Directions for this task |
In the data, extract each line that holds the string "JSON".

____________________

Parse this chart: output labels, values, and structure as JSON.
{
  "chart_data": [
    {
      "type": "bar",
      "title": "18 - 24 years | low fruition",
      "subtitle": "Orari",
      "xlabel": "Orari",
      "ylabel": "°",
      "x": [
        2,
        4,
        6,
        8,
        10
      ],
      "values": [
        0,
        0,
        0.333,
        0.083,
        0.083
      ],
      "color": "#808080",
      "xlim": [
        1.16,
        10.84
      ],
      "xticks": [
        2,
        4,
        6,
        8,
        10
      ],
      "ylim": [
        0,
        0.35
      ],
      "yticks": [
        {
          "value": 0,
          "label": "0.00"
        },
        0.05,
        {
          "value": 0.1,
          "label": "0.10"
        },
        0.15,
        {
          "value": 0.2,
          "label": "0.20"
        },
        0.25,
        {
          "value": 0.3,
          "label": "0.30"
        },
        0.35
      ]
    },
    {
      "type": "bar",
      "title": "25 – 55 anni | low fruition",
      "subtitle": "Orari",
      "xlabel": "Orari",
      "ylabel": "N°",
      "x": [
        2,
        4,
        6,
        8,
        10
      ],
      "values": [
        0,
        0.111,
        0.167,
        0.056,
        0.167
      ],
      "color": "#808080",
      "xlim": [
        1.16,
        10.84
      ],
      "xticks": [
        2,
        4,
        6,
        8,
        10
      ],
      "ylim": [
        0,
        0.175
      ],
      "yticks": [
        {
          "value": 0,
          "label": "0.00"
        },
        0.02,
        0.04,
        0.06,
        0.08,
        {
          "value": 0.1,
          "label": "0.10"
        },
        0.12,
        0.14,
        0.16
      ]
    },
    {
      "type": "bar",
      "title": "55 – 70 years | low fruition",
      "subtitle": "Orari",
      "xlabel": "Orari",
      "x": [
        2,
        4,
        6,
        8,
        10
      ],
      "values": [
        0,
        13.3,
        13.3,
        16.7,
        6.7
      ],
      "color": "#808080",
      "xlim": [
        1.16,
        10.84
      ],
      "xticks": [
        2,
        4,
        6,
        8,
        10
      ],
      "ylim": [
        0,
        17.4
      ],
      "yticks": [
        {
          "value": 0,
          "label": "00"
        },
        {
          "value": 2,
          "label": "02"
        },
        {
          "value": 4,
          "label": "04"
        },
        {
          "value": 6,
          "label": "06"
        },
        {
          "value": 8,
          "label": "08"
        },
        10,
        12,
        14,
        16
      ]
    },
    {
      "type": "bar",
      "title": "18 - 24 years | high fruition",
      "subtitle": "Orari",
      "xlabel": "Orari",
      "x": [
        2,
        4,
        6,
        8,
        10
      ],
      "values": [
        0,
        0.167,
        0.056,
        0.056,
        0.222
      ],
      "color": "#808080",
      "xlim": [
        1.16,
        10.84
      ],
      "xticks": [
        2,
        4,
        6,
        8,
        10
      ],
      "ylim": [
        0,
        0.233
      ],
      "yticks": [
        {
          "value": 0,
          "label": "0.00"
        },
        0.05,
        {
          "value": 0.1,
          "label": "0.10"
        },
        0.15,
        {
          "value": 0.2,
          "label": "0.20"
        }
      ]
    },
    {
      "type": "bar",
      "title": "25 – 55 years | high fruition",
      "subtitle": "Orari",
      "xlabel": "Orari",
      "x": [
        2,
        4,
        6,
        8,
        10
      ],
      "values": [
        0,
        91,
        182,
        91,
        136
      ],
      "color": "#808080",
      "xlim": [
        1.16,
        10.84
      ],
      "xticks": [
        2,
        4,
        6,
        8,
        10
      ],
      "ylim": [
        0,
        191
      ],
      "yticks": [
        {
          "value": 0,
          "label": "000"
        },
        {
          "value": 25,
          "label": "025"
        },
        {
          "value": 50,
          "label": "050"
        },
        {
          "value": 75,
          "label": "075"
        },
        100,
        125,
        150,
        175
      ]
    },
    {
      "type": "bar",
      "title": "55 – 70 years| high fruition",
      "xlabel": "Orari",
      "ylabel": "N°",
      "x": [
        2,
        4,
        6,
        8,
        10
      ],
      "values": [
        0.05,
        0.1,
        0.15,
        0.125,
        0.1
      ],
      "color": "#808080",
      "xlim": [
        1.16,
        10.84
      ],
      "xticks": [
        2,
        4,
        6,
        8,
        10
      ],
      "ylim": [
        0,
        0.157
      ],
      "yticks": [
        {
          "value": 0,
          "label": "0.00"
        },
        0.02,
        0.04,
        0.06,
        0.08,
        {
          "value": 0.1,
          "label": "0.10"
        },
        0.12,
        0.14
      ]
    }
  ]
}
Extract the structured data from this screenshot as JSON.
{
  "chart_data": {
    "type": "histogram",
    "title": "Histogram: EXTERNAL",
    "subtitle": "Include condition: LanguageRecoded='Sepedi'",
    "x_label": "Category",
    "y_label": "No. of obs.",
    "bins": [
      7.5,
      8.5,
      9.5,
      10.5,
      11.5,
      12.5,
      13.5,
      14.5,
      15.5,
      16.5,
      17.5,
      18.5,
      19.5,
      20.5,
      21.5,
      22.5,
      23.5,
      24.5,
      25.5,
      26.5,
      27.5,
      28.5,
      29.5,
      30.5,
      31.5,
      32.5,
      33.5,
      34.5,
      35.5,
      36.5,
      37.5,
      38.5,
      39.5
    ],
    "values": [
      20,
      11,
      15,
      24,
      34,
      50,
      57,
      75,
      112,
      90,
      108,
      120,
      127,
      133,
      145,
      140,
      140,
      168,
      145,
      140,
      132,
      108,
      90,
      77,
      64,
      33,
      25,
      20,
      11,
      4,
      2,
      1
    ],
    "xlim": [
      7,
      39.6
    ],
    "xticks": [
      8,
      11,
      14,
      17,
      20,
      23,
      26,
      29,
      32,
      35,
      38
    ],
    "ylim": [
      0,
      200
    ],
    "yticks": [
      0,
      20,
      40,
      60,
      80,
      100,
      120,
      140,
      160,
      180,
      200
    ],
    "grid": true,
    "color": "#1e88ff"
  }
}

____________________

Complete response |
Parse this chart: output labels, values, and structure as JSON.
Extract the structured data from this screenshot as JSON.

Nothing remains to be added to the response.